» **Text excerpt**
········
Module 5.3 (Data Quality) builds three critical capabilities on top of your production pipeline:

### 6.1 Chunk Quality Scoring
- **Goal:** Detect corrupted text and extraction errors
- **Target Accuracy:** >80% detection rate
- **Techniques:** Text entropy analysis, language detection, structural validation
- **Output:** Per-chunk quality scores, automated filtering of low-quality data

### 6.2 Duplicate Detection
- **Goal:** Identify near-duplicate documents before indexing
- **Target Performance:** <5% false positive rate
- **Techniques:** MinHash signatures, Locality-Sensitive Hashing (LSH)
········
» **Stated problem 1**
According to the data quality module text, what false positive rate does duplicate detection target?
» **Stated problem 2**
Write the next part of the data quality module text, picking up right after its final line.

» **Dataset excerpt**
········
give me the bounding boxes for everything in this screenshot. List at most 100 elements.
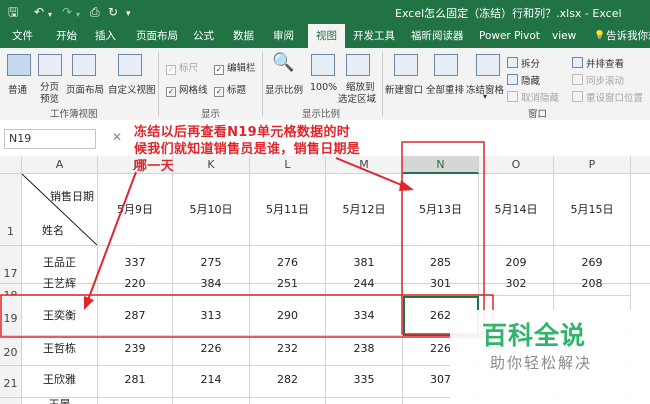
········
» **Task output 1**
Less than 5%.

» **Task output 2**
- **Output:** Deduplication reports, similarity clustering

### 6.3 Data Drift Monitoring
- **Goal:** Alert when document distributions change meaningfully
- **Techniques:** Statistical tests (KS test, chi-square), distribution tracking
- **Output:** Drift alerts, anomaly detection dashboards
- **Integration:** Extends existing Prometheus/Grafana monitoring

---

**Why This Matters:** Your pipeline can process 5,000 documents efficiently, but without quality checks, you might be indexing corrupted text, duplicates, or degraded data. M5.3 ensures the data quality matches your pipeline performance.